Exercise details
Images appear in the records below; leave them out and repeat everything else exactly.

════════

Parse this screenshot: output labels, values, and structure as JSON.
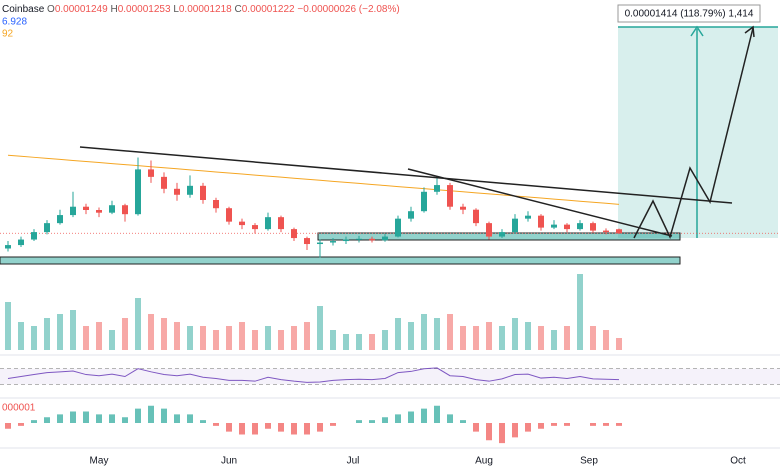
{
  "header": {
    "exchange": "Coinbase",
    "open": "0.00001249",
    "high": "0.00001253",
    "low": "0.00001218",
    "close": "0.00001222",
    "change": "−0.00000026 (−2.08%)",
    "indicator_1": "6.928",
    "indicator_2": "92",
    "indicator_3": "000001"
  },
  "measure_label": "0.00001414 (118.79%) 1,414",
  "x_labels": [
    "May",
    "Jun",
    "Jul",
    "Aug",
    "Sep",
    "Oct"
  ],
  "chart_data": {
    "type": "candlestick",
    "ylim": [
      9.76e-06,
      2.785e-05
    ],
    "up_color": "#26a69a",
    "down_color": "#ef5350",
    "ma_color": "#f5a623",
    "open": [
      1.12e-05,
      1.143e-05,
      1.18e-05,
      1.23e-05,
      1.29e-05,
      1.344e-05,
      1.4e-05,
      1.378e-05,
      1.36e-05,
      1.41e-05,
      1.35e-05,
      1.65e-05,
      1.6e-05,
      1.52e-05,
      1.48e-05,
      1.54e-05,
      1.445e-05,
      1.39e-05,
      1.3e-05,
      1.277e-05,
      1.25e-05,
      1.33e-05,
      1.25e-05,
      1.19e-05,
      1.15e-05,
      1.16e-05,
      1.17e-05,
      1.18e-05,
      1.185e-05,
      1.175e-05,
      1.2e-05,
      1.32e-05,
      1.37e-05,
      1.5e-05,
      1.545e-05,
      1.4e-05,
      1.38e-05,
      1.29e-05,
      1.2e-05,
      1.23e-05,
      1.32e-05,
      1.34e-05,
      1.26e-05,
      1.28e-05,
      1.25e-05,
      1.29e-05,
      1.24e-05,
      1.249e-05
    ],
    "high": [
      1.17e-05,
      1.2e-05,
      1.25e-05,
      1.31e-05,
      1.38e-05,
      1.5e-05,
      1.42e-05,
      1.395e-05,
      1.44e-05,
      1.42e-05,
      1.73e-05,
      1.71e-05,
      1.63e-05,
      1.56e-05,
      1.61e-05,
      1.56e-05,
      1.46e-05,
      1.4e-05,
      1.32e-05,
      1.29e-05,
      1.36e-05,
      1.34e-05,
      1.26e-05,
      1.2e-05,
      1.18e-05,
      1.19e-05,
      1.2e-05,
      1.205e-05,
      1.2e-05,
      1.22e-05,
      1.34e-05,
      1.4e-05,
      1.53e-05,
      1.59e-05,
      1.56e-05,
      1.42e-05,
      1.39e-05,
      1.3e-05,
      1.25e-05,
      1.35e-05,
      1.37e-05,
      1.35e-05,
      1.31e-05,
      1.29e-05,
      1.31e-05,
      1.3e-05,
      1.255e-05,
      1.253e-05
    ],
    "low": [
      1.1e-05,
      1.13e-05,
      1.17e-05,
      1.215e-05,
      1.28e-05,
      1.33e-05,
      1.35e-05,
      1.33e-05,
      1.35e-05,
      1.3e-05,
      1.34e-05,
      1.56e-05,
      1.49e-05,
      1.44e-05,
      1.46e-05,
      1.42e-05,
      1.36e-05,
      1.28e-05,
      1.25e-05,
      1.22e-05,
      1.24e-05,
      1.23e-05,
      1.17e-05,
      1.11e-05,
      1.06e-05,
      1.14e-05,
      1.15e-05,
      1.16e-05,
      1.16e-05,
      1.165e-05,
      1.195e-05,
      1.3e-05,
      1.36e-05,
      1.48e-05,
      1.38e-05,
      1.35e-05,
      1.27e-05,
      1.18e-05,
      1.19e-05,
      1.22e-05,
      1.3e-05,
      1.24e-05,
      1.25e-05,
      1.23e-05,
      1.24e-05,
      1.225e-05,
      1.215e-05,
      1.218e-05
    ],
    "close": [
      1.143e-05,
      1.18e-05,
      1.23e-05,
      1.29e-05,
      1.344e-05,
      1.4e-05,
      1.378e-05,
      1.36e-05,
      1.41e-05,
      1.35e-05,
      1.65e-05,
      1.6e-05,
      1.52e-05,
      1.48e-05,
      1.54e-05,
      1.445e-05,
      1.39e-05,
      1.3e-05,
      1.277e-05,
      1.25e-05,
      1.33e-05,
      1.25e-05,
      1.19e-05,
      1.15e-05,
      1.16e-05,
      1.17e-05,
      1.18e-05,
      1.185e-05,
      1.175e-05,
      1.2e-05,
      1.32e-05,
      1.37e-05,
      1.5e-05,
      1.545e-05,
      1.4e-05,
      1.38e-05,
      1.29e-05,
      1.2e-05,
      1.23e-05,
      1.32e-05,
      1.34e-05,
      1.26e-05,
      1.28e-05,
      1.25e-05,
      1.29e-05,
      1.24e-05,
      1.23e-05,
      1.222e-05
    ],
    "ma": [
      1.745e-05,
      1.738e-05,
      1.731e-05,
      1.724e-05,
      1.717e-05,
      1.71e-05,
      1.703e-05,
      1.696e-05,
      1.689e-05,
      1.682e-05,
      1.675e-05,
      1.668e-05,
      1.661e-05,
      1.654e-05,
      1.647e-05,
      1.64e-05,
      1.633e-05,
      1.626e-05,
      1.619e-05,
      1.612e-05,
      1.605e-05,
      1.598e-05,
      1.591e-05,
      1.584e-05,
      1.577e-05,
      1.57e-05,
      1.563e-05,
      1.556e-05,
      1.549e-05,
      1.542e-05,
      1.535e-05,
      1.528e-05,
      1.521e-05,
      1.514e-05,
      1.507e-05,
      1.5e-05,
      1.493e-05,
      1.486e-05,
      1.479e-05,
      1.472e-05,
      1.465e-05,
      1.458e-05,
      1.451e-05,
      1.444e-05,
      1.437e-05,
      1.43e-05,
      1.423e-05,
      1.416e-05
    ],
    "volume": [
      60,
      35,
      30,
      40,
      45,
      50,
      30,
      35,
      25,
      40,
      65,
      45,
      40,
      35,
      30,
      30,
      25,
      30,
      35,
      25,
      30,
      25,
      30,
      35,
      55,
      25,
      20,
      20,
      20,
      25,
      40,
      35,
      45,
      40,
      45,
      30,
      30,
      35,
      30,
      40,
      35,
      30,
      25,
      30,
      95,
      30,
      25,
      15
    ],
    "volume_ylim": [
      0,
      100
    ],
    "rsi": [
      45,
      50,
      55,
      60,
      62,
      64,
      55,
      52,
      56,
      50,
      70,
      62,
      55,
      52,
      56,
      48,
      45,
      40,
      40,
      38,
      48,
      42,
      38,
      35,
      36,
      40,
      42,
      43,
      42,
      45,
      60,
      63,
      70,
      72,
      52,
      50,
      42,
      38,
      44,
      55,
      56,
      46,
      48,
      45,
      50,
      44,
      43,
      42
    ],
    "rsi_ylim": [
      0,
      100
    ],
    "rsi_bands": [
      30,
      70
    ],
    "rsi_color": "#7e57c2",
    "macd_hist": [
      -2,
      -1,
      1,
      2,
      3,
      4,
      4,
      3,
      3,
      2,
      5,
      6,
      5,
      3,
      3,
      1,
      -1,
      -3,
      -4,
      -4,
      -2,
      -3,
      -4,
      -4,
      -3,
      -1,
      0,
      1,
      1,
      2,
      3,
      4,
      5,
      6,
      3,
      1,
      -3,
      -6,
      -7,
      -5,
      -3,
      -2,
      -1,
      -1,
      0,
      -1,
      -1,
      -1
    ],
    "macd_ylim": [
      -8,
      8
    ]
  }
}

════════

Written response
Parse this screenshot: output labels, values, and structure as JSON.
{
  "header": {
    "exchange": "Coinbase",
    "open": "0.00001249",
    "high": "0.00001253",
    "low": "0.00001218",
    "close": "0.00001222",
    "change": "−0.00000026 (−2.08%)",
    "indicator_1": "6.928",
    "indicator_2": "92",
    "indicator_3": "000001"
  },
  "measure_label": "0.00001414 (118.79%) 1,414",
  "x_labels": [
    "May",
    "Jun",
    "Jul",
    "Aug",
    "Sep",
    "Oct"
  ],
  "chart_data": {
    "type": "candlestick",
    "ylim": [
      9.76e-06,
      2.785e-05
    ],
    "up_color": "#26a69a",
    "down_color": "#ef5350",
    "ma_color": "#f5a623",
    "open": [
      1.12e-05,
      1.143e-05,
      1.18e-05,
      1.23e-05,
      1.29e-05,
      1.344e-05,
      1.4e-05,
      1.378e-05,
      1.36e-05,
      1.41e-05,
      1.35e-05,
      1.65e-05,
      1.6e-05,
      1.52e-05,
      1.48e-05,
      1.54e-05,
      1.445e-05,
      1.39e-05,
      1.3e-05,
      1.277e-05,
      1.25e-05,
      1.33e-05,
      1.25e-05,
      1.19e-05,
      1.15e-05,
      1.16e-05,
      1.17e-05,
      1.18e-05,
      1.185e-05,
      1.175e-05,
      1.2e-05,
      1.32e-05,
      1.37e-05,
      1.5e-05,
      1.545e-05,
      1.4e-05,
      1.38e-05,
      1.29e-05,
      1.2e-05,
      1.23e-05,
      1.32e-05,
      1.34e-05,
      1.26e-05,
      1.28e-05,
      1.25e-05,
      1.29e-05,
      1.24e-05,
      1.249e-05
    ],
    "high": [
      1.17e-05,
      1.2e-05,
      1.25e-05,
      1.31e-05,
      1.38e-05,
      1.5e-05,
      1.42e-05,
      1.395e-05,
      1.44e-05,
      1.42e-05,
      1.73e-05,
      1.71e-05,
      1.63e-05,
      1.56e-05,
      1.61e-05,
      1.56e-05,
      1.46e-05,
      1.4e-05,
      1.32e-05,
      1.29e-05,
      1.36e-05,
      1.34e-05,
      1.26e-05,
      1.2e-05,
      1.18e-05,
      1.19e-05,
      1.2e-05,
      1.205e-05,
      1.2e-05,
      1.22e-05,
      1.34e-05,
      1.4e-05,
      1.53e-05,
      1.59e-05,
      1.56e-05,
      1.42e-05,
      1.39e-05,
      1.3e-05,
      1.25e-05,
      1.35e-05,
      1.37e-05,
      1.35e-05,
      1.31e-05,
      1.29e-05,
      1.31e-05,
      1.3e-05,
      1.255e-05,
      1.253e-05
    ],
    "low": [
      1.1e-05,
      1.13e-05,
      1.17e-05,
      1.215e-05,
      1.28e-05,
      1.33e-05,
      1.35e-05,
      1.33e-05,
      1.35e-05,
      1.3e-05,
      1.34e-05,
      1.56e-05,
      1.49e-05,
      1.44e-05,
      1.46e-05,
      1.42e-05,
      1.36e-05,
      1.28e-05,
      1.25e-05,
      1.22e-05,
      1.24e-05,
      1.23e-05,
      1.17e-05,
      1.11e-05,
      1.06e-05,
      1.14e-05,
      1.15e-05,
      1.16e-05,
      1.16e-05,
      1.165e-05,
      1.195e-05,
      1.3e-05,
      1.36e-05,
      1.48e-05,
      1.38e-05,
      1.35e-05,
      1.27e-05,
      1.18e-05,
      1.19e-05,
      1.22e-05,
      1.3e-05,
      1.24e-05,
      1.25e-05,
      1.23e-05,
      1.24e-05,
      1.225e-05,
      1.215e-05,
      1.218e-05
    ],
    "close": [
      1.143e-05,
      1.18e-05,
      1.23e-05,
      1.29e-05,
      1.344e-05,
      1.4e-05,
      1.378e-05,
      1.36e-05,
      1.41e-05,
      1.35e-05,
      1.65e-05,
      1.6e-05,
      1.52e-05,
      1.48e-05,
      1.54e-05,
      1.445e-05,
      1.39e-05,
      1.3e-05,
      1.277e-05,
      1.25e-05,
      1.33e-05,
      1.25e-05,
      1.19e-05,
      1.15e-05,
      1.16e-05,
      1.17e-05,
      1.18e-05,
      1.185e-05,
      1.175e-05,
      1.2e-05,
      1.32e-05,
      1.37e-05,
      1.5e-05,
      1.545e-05,
      1.4e-05,
      1.38e-05,
      1.29e-05,
      1.2e-05,
      1.23e-05,
      1.32e-05,
      1.34e-05,
      1.26e-05,
      1.28e-05,
      1.25e-05,
      1.29e-05,
      1.24e-05,
      1.23e-05,
      1.222e-05
    ],
    "ma": [
      1.745e-05,
      1.738e-05,
      1.731e-05,
      1.724e-05,
      1.717e-05,
      1.71e-05,
      1.703e-05,
      1.696e-05,
      1.689e-05,
      1.682e-05,
      1.675e-05,
      1.668e-05,
      1.661e-05,
      1.654e-05,
      1.647e-05,
      1.64e-05,
      1.633e-05,
      1.626e-05,
      1.619e-05,
      1.612e-05,
      1.605e-05,
      1.598e-05,
      1.591e-05,
      1.584e-05,
      1.577e-05,
      1.57e-05,
      1.563e-05,
      1.556e-05,
      1.549e-05,
      1.542e-05,
      1.535e-05,
      1.528e-05,
      1.521e-05,
      1.514e-05,
      1.507e-05,
      1.5e-05,
      1.493e-05,
      1.486e-05,
      1.479e-05,
      1.472e-05,
      1.465e-05,
      1.458e-05,
      1.451e-05,
      1.444e-05,
      1.437e-05,
      1.43e-05,
      1.423e-05,
      1.416e-05
    ],
    "volume": [
      60,
      35,
      30,
      40,
      45,
      50,
      30,
      35,
      25,
      40,
      65,
      45,
      40,
      35,
      30,
      30,
      25,
      30,
      35,
      25,
      30,
      25,
      30,
      35,
      55,
      25,
      20,
      20,
      20,
      25,
      40,
      35,
      45,
      40,
      45,
      30,
      30,
      35,
      30,
      40,
      35,
      30,
      25,
      30,
      95,
      30,
      25,
      15
    ],
    "volume_ylim": [
      0,
      100
    ],
    "rsi": [
      45,
      50,
      55,
      60,
      62,
      64,
      55,
      52,
      56,
      50,
      70,
      62,
      55,
      52,
      56,
      48,
      45,
      40,
      40,
      38,
      48,
      42,
      38,
      35,
      36,
      40,
      42,
      43,
      42,
      45,
      60,
      63,
      70,
      72,
      52,
      50,
      42,
      38,
      44,
      55,
      56,
      46,
      48,
      45,
      50,
      44,
      43,
      42
    ],
    "rsi_ylim": [
      0,
      100
    ],
    "rsi_bands": [
      30,
      70
    ],
    "rsi_color": "#7e57c2",
    "macd_hist": [
      -2,
      -1,
      1,
      2,
      3,
      4,
      4,
      3,
      3,
      2,
      5,
      6,
      5,
      3,
      3,
      1,
      -1,
      -3,
      -4,
      -4,
      -2,
      -3,
      -4,
      -4,
      -3,
      -1,
      0,
      1,
      1,
      2,
      3,
      4,
      5,
      6,
      3,
      1,
      -3,
      -6,
      -7,
      -5,
      -3,
      -2,
      -1,
      -1,
      0,
      -1,
      -1,
      -1
    ],
    "macd_ylim": [
      -8,
      8
    ]
  }
}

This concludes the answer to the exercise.